• **DATASET EXCERPTS**:
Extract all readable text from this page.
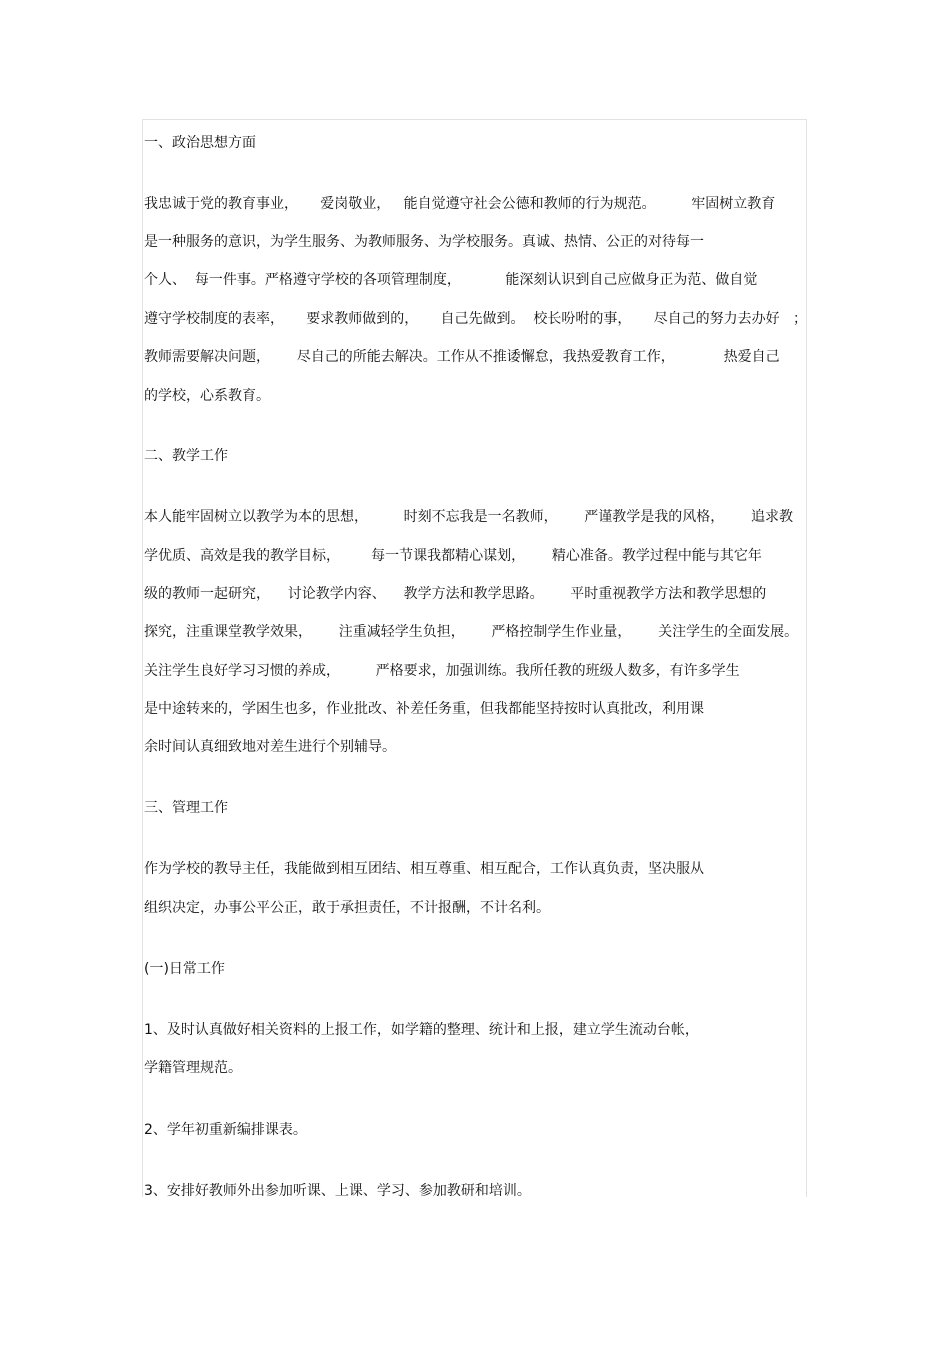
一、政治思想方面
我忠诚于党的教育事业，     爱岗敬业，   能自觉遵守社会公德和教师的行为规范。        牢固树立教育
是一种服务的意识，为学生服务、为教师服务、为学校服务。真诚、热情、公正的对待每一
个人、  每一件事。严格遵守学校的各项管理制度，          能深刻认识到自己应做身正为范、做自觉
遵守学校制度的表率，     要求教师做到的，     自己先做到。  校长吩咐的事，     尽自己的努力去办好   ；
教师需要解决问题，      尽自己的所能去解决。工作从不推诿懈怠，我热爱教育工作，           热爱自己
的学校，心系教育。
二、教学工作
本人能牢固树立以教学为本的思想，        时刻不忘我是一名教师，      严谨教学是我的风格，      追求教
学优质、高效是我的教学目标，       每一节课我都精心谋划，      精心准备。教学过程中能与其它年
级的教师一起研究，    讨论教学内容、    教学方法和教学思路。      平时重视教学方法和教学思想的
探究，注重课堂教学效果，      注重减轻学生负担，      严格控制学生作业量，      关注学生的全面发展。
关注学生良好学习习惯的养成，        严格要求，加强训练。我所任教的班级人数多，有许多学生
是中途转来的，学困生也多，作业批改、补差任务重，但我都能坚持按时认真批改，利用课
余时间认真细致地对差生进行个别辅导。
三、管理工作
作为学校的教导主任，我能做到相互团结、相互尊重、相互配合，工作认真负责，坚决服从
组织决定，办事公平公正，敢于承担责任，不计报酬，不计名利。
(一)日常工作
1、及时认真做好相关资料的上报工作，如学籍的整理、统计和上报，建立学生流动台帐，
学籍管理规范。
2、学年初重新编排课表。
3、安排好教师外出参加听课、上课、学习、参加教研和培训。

--

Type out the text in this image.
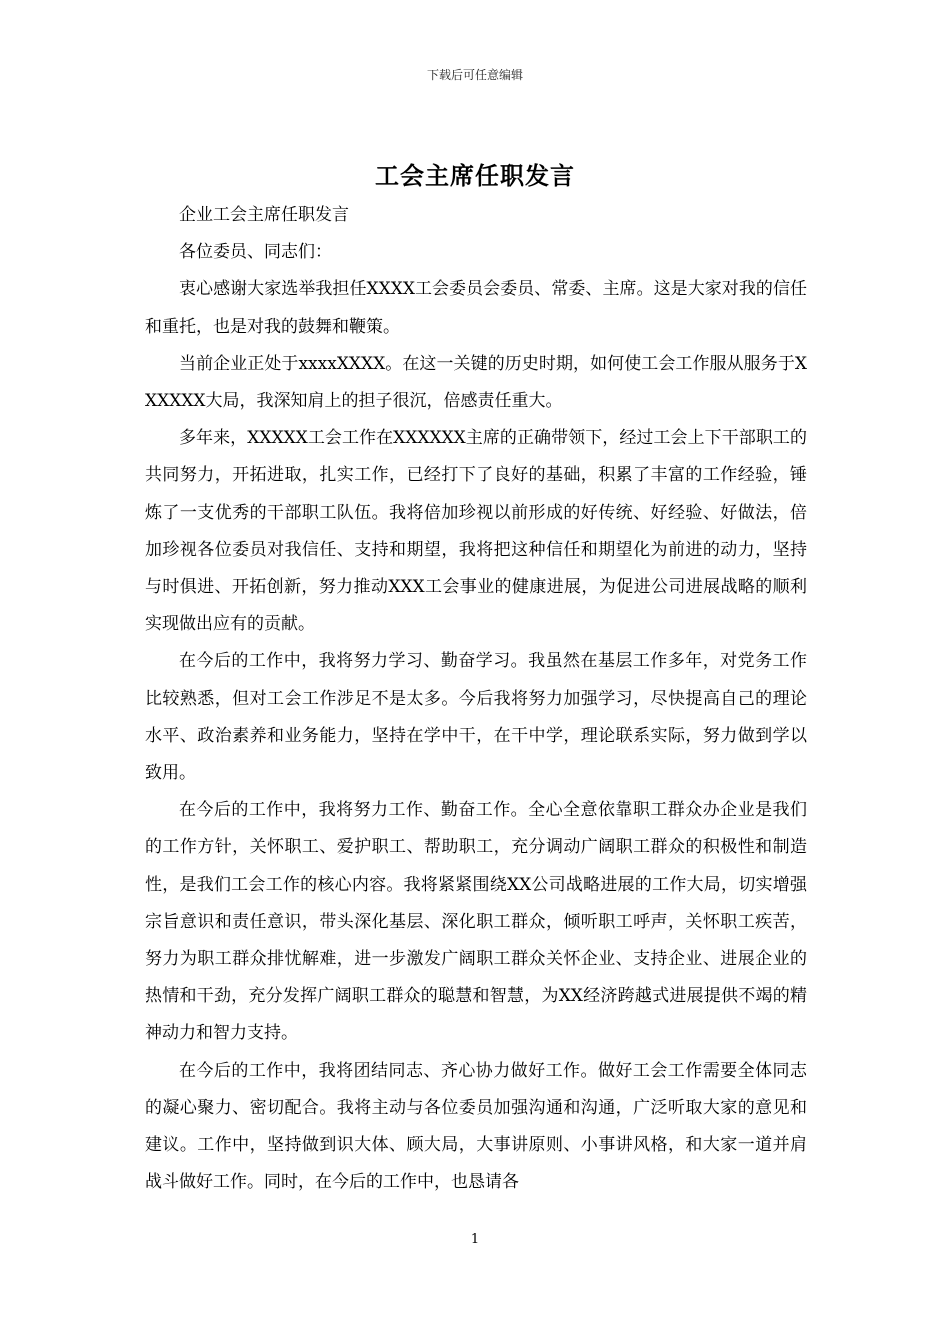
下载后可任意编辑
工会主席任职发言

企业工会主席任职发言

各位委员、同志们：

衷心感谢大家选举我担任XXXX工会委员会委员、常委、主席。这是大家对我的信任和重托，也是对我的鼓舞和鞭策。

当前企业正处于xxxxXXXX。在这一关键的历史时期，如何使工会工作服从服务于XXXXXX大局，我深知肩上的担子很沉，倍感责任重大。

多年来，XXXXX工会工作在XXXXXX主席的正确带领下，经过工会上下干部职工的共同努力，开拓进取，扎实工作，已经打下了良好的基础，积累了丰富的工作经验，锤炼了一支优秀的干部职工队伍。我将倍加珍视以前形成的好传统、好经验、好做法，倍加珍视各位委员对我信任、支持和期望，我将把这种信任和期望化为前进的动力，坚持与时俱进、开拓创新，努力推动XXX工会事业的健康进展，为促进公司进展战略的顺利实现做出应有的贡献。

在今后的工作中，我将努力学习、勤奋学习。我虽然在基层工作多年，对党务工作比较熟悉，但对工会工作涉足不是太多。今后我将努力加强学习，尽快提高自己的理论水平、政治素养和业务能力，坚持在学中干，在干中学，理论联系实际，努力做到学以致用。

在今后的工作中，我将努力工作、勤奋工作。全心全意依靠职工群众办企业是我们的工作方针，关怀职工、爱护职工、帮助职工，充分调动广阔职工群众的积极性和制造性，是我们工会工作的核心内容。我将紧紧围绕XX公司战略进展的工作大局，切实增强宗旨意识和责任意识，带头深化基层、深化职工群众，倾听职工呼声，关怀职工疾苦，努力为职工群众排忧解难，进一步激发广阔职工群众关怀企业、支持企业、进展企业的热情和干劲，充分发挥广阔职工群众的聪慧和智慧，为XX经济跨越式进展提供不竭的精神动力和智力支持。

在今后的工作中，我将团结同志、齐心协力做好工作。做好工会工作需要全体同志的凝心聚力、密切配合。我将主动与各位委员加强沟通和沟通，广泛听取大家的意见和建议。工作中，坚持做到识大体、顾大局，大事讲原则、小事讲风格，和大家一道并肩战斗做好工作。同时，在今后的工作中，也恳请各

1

• **INSTRUCTION**:
Scan the records for the string "text". Copy each line in which it appears.

• **TASK RESPONSE**:
Extract all readable text from this page.
Type out the text in this image.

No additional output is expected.